Work out how many lines in the listing below include the word "name". Give nothing but the number.

*** GIVEN RECORDS ***

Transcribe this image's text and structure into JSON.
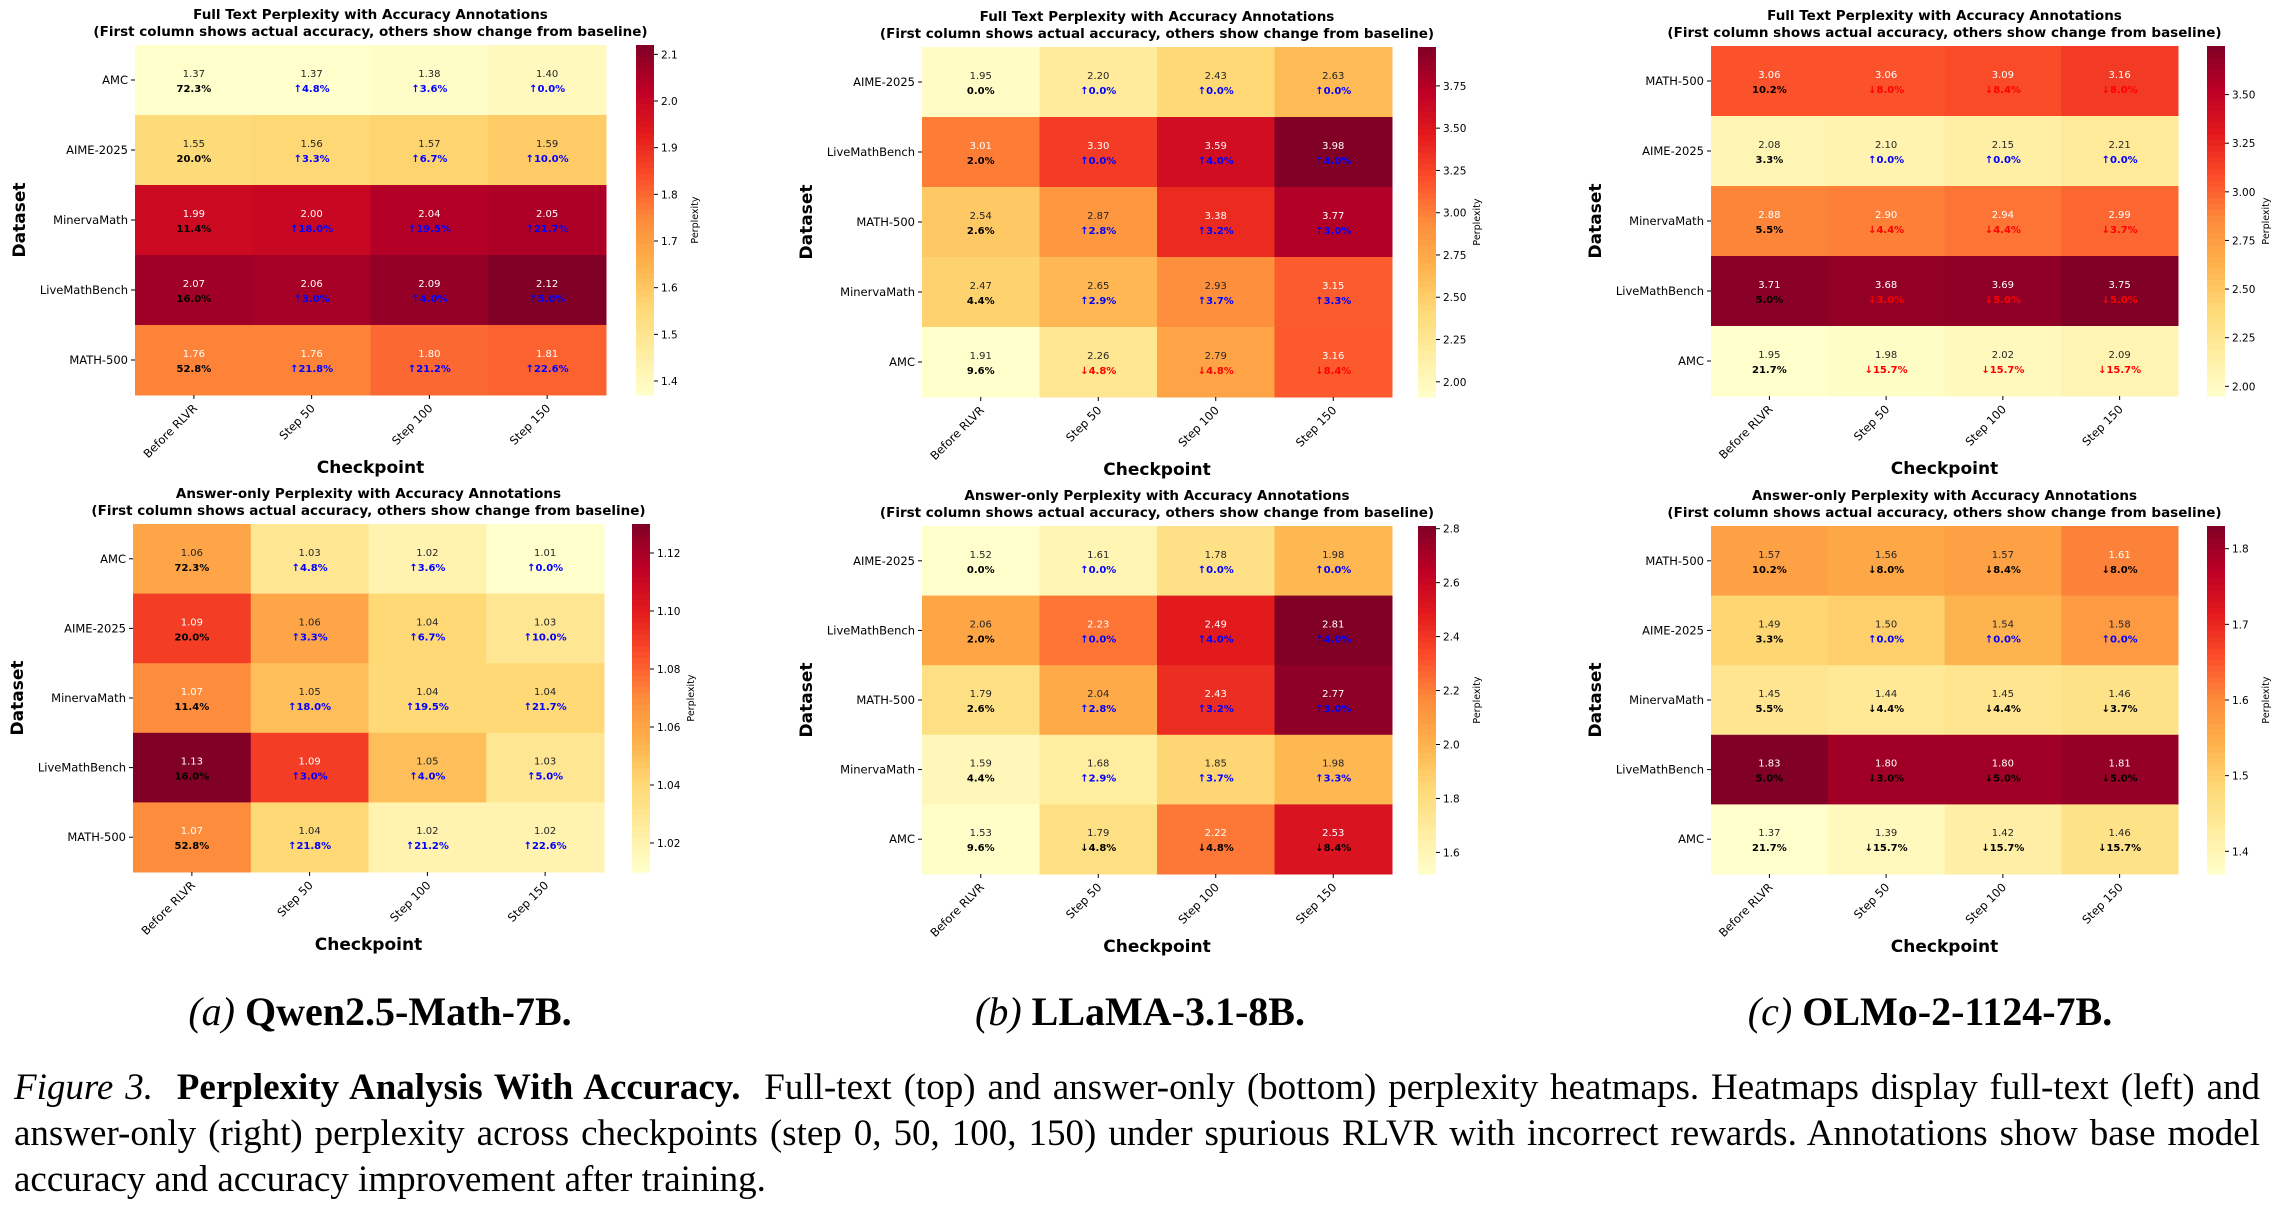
{
  "figure": {
    "subcaptions": [
      {
        "label": "(a)",
        "name": "Qwen2.5-Math-7B."
      },
      {
        "label": "(b)",
        "name": "LLaMA-3.1-8B."
      },
      {
        "label": "(c)",
        "name": "OLMo-2-1124-7B."
      }
    ],
    "caption": {
      "label": "Figure 3.",
      "title": "Perplexity Analysis With Accuracy.",
      "text": "Full-text (top) and answer-only (bottom) perplexity heatmaps.  Heatmaps display full-text (left) and answer-only (right) perplexity across checkpoints (step 0, 50, 100, 150) under spurious RLVR with incorrect rewards. Annotations show base model accuracy and accuracy improvement after training."
    }
  },
  "colors": {
    "up_annotation": "#0000ff",
    "down_annotation_red": "#ff0000",
    "base_annotation": "#000000",
    "colormap": "YlOrRd"
  },
  "chart_data": [
    {
      "type": "heatmap",
      "model": "Qwen2.5-Math-7B",
      "title": "Full Text Perplexity with Accuracy Annotations\n(First column shows actual accuracy, others show change from baseline)",
      "xlabel": "Checkpoint",
      "ylabel": "Dataset",
      "colorbar_label": "Perplexity",
      "colorbar_ticks": [
        "1.4",
        "1.5",
        "1.6",
        "1.7",
        "1.8",
        "1.9",
        "2.0",
        "2.1"
      ],
      "categories_x": [
        "Before RLVR",
        "Step 50",
        "Step 100",
        "Step 150"
      ],
      "categories_y": [
        "AMC",
        "AIME-2025",
        "MinervaMath",
        "LiveMathBench",
        "MATH-500"
      ],
      "values": [
        [
          1.37,
          1.37,
          1.38,
          1.4
        ],
        [
          1.55,
          1.56,
          1.57,
          1.59
        ],
        [
          1.99,
          2.0,
          2.04,
          2.05
        ],
        [
          2.07,
          2.06,
          2.09,
          2.12
        ],
        [
          1.76,
          1.76,
          1.8,
          1.81
        ]
      ],
      "annotations": [
        [
          "72.3%",
          "↑4.8%",
          "↑3.6%",
          "↑0.0%"
        ],
        [
          "20.0%",
          "↑3.3%",
          "↑6.7%",
          "↑10.0%"
        ],
        [
          "11.4%",
          "↑18.0%",
          "↑19.5%",
          "↑21.7%"
        ],
        [
          "16.0%",
          "↑3.0%",
          "↑4.0%",
          "↑5.0%"
        ],
        [
          "52.8%",
          "↑21.8%",
          "↑21.2%",
          "↑22.6%"
        ]
      ],
      "down_color": "red"
    },
    {
      "type": "heatmap",
      "model": "LLaMA-3.1-8B",
      "title": "Full Text Perplexity with Accuracy Annotations\n(First column shows actual accuracy, others show change from baseline)",
      "xlabel": "Checkpoint",
      "ylabel": "Dataset",
      "colorbar_label": "Perplexity",
      "colorbar_ticks": [
        "2.00",
        "2.25",
        "2.50",
        "2.75",
        "3.00",
        "3.25",
        "3.50",
        "3.75"
      ],
      "categories_x": [
        "Before RLVR",
        "Step 50",
        "Step 100",
        "Step 150"
      ],
      "categories_y": [
        "AIME-2025",
        "LiveMathBench",
        "MATH-500",
        "MinervaMath",
        "AMC"
      ],
      "values": [
        [
          1.95,
          2.2,
          2.43,
          2.63
        ],
        [
          3.01,
          3.3,
          3.59,
          3.98
        ],
        [
          2.54,
          2.87,
          3.38,
          3.77
        ],
        [
          2.47,
          2.65,
          2.93,
          3.15
        ],
        [
          1.91,
          2.26,
          2.79,
          3.16
        ]
      ],
      "annotations": [
        [
          "0.0%",
          "↑0.0%",
          "↑0.0%",
          "↑0.0%"
        ],
        [
          "2.0%",
          "↑0.0%",
          "↑4.0%",
          "↑4.0%"
        ],
        [
          "2.6%",
          "↑2.8%",
          "↑3.2%",
          "↑3.0%"
        ],
        [
          "4.4%",
          "↑2.9%",
          "↑3.7%",
          "↑3.3%"
        ],
        [
          "9.6%",
          "↓4.8%",
          "↓4.8%",
          "↓8.4%"
        ]
      ],
      "down_color": "red"
    },
    {
      "type": "heatmap",
      "model": "OLMo-2-1124-7B",
      "title": "Full Text Perplexity with Accuracy Annotations\n(First column shows actual accuracy, others show change from baseline)",
      "xlabel": "Checkpoint",
      "ylabel": "Dataset",
      "colorbar_label": "Perplexity",
      "colorbar_ticks": [
        "2.00",
        "2.25",
        "2.50",
        "2.75",
        "3.00",
        "3.25",
        "3.50"
      ],
      "categories_x": [
        "Before RLVR",
        "Step 50",
        "Step 100",
        "Step 150"
      ],
      "categories_y": [
        "MATH-500",
        "AIME-2025",
        "MinervaMath",
        "LiveMathBench",
        "AMC"
      ],
      "values": [
        [
          3.06,
          3.06,
          3.09,
          3.16
        ],
        [
          2.08,
          2.1,
          2.15,
          2.21
        ],
        [
          2.88,
          2.9,
          2.94,
          2.99
        ],
        [
          3.71,
          3.68,
          3.69,
          3.75
        ],
        [
          1.95,
          1.98,
          2.02,
          2.09
        ]
      ],
      "annotations": [
        [
          "10.2%",
          "↓8.0%",
          "↓8.4%",
          "↓8.0%"
        ],
        [
          "3.3%",
          "↑0.0%",
          "↑0.0%",
          "↑0.0%"
        ],
        [
          "5.5%",
          "↓4.4%",
          "↓4.4%",
          "↓3.7%"
        ],
        [
          "5.0%",
          "↓3.0%",
          "↓5.0%",
          "↓5.0%"
        ],
        [
          "21.7%",
          "↓15.7%",
          "↓15.7%",
          "↓15.7%"
        ]
      ],
      "down_color": "red"
    },
    {
      "type": "heatmap",
      "model": "Qwen2.5-Math-7B",
      "title": "Answer-only Perplexity with Accuracy Annotations\n(First column shows actual accuracy, others show change from baseline)",
      "xlabel": "Checkpoint",
      "ylabel": "Dataset",
      "colorbar_label": "Perplexity",
      "colorbar_ticks": [
        "1.02",
        "1.04",
        "1.06",
        "1.08",
        "1.10",
        "1.12"
      ],
      "categories_x": [
        "Before RLVR",
        "Step 50",
        "Step 100",
        "Step 150"
      ],
      "categories_y": [
        "AMC",
        "AIME-2025",
        "MinervaMath",
        "LiveMathBench",
        "MATH-500"
      ],
      "values": [
        [
          1.06,
          1.03,
          1.02,
          1.01
        ],
        [
          1.09,
          1.06,
          1.04,
          1.03
        ],
        [
          1.07,
          1.05,
          1.04,
          1.04
        ],
        [
          1.13,
          1.09,
          1.05,
          1.03
        ],
        [
          1.07,
          1.04,
          1.02,
          1.02
        ]
      ],
      "annotations": [
        [
          "72.3%",
          "↑4.8%",
          "↑3.6%",
          "↑0.0%"
        ],
        [
          "20.0%",
          "↑3.3%",
          "↑6.7%",
          "↑10.0%"
        ],
        [
          "11.4%",
          "↑18.0%",
          "↑19.5%",
          "↑21.7%"
        ],
        [
          "16.0%",
          "↑3.0%",
          "↑4.0%",
          "↑5.0%"
        ],
        [
          "52.8%",
          "↑21.8%",
          "↑21.2%",
          "↑22.6%"
        ]
      ],
      "down_color": "black"
    },
    {
      "type": "heatmap",
      "model": "LLaMA-3.1-8B",
      "title": "Answer-only Perplexity with Accuracy Annotations\n(First column shows actual accuracy, others show change from baseline)",
      "xlabel": "Checkpoint",
      "ylabel": "Dataset",
      "colorbar_label": "Perplexity",
      "colorbar_ticks": [
        "1.6",
        "1.8",
        "2.0",
        "2.2",
        "2.4",
        "2.6",
        "2.8"
      ],
      "categories_x": [
        "Before RLVR",
        "Step 50",
        "Step 100",
        "Step 150"
      ],
      "categories_y": [
        "AIME-2025",
        "LiveMathBench",
        "MATH-500",
        "MinervaMath",
        "AMC"
      ],
      "values": [
        [
          1.52,
          1.61,
          1.78,
          1.98
        ],
        [
          2.06,
          2.23,
          2.49,
          2.81
        ],
        [
          1.79,
          2.04,
          2.43,
          2.77
        ],
        [
          1.59,
          1.68,
          1.85,
          1.98
        ],
        [
          1.53,
          1.79,
          2.22,
          2.53
        ]
      ],
      "annotations": [
        [
          "0.0%",
          "↑0.0%",
          "↑0.0%",
          "↑0.0%"
        ],
        [
          "2.0%",
          "↑0.0%",
          "↑4.0%",
          "↑4.0%"
        ],
        [
          "2.6%",
          "↑2.8%",
          "↑3.2%",
          "↑3.0%"
        ],
        [
          "4.4%",
          "↑2.9%",
          "↑3.7%",
          "↑3.3%"
        ],
        [
          "9.6%",
          "↓4.8%",
          "↓4.8%",
          "↓8.4%"
        ]
      ],
      "down_color": "black"
    },
    {
      "type": "heatmap",
      "model": "OLMo-2-1124-7B",
      "title": "Answer-only Perplexity with Accuracy Annotations\n(First column shows actual accuracy, others show change from baseline)",
      "xlabel": "Checkpoint",
      "ylabel": "Dataset",
      "colorbar_label": "Perplexity",
      "colorbar_ticks": [
        "1.4",
        "1.5",
        "1.6",
        "1.7",
        "1.8"
      ],
      "categories_x": [
        "Before RLVR",
        "Step 50",
        "Step 100",
        "Step 150"
      ],
      "categories_y": [
        "MATH-500",
        "AIME-2025",
        "MinervaMath",
        "LiveMathBench",
        "AMC"
      ],
      "values": [
        [
          1.57,
          1.56,
          1.57,
          1.61
        ],
        [
          1.49,
          1.5,
          1.54,
          1.58
        ],
        [
          1.45,
          1.44,
          1.45,
          1.46
        ],
        [
          1.83,
          1.8,
          1.8,
          1.81
        ],
        [
          1.37,
          1.39,
          1.42,
          1.46
        ]
      ],
      "annotations": [
        [
          "10.2%",
          "↓8.0%",
          "↓8.4%",
          "↓8.0%"
        ],
        [
          "3.3%",
          "↑0.0%",
          "↑0.0%",
          "↑0.0%"
        ],
        [
          "5.5%",
          "↓4.4%",
          "↓4.4%",
          "↓3.7%"
        ],
        [
          "5.0%",
          "↓3.0%",
          "↓5.0%",
          "↓5.0%"
        ],
        [
          "21.7%",
          "↓15.7%",
          "↓15.7%",
          "↓15.7%"
        ]
      ],
      "down_color": "black"
    }
  ]
}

***

▶ THE RESPONSE: 3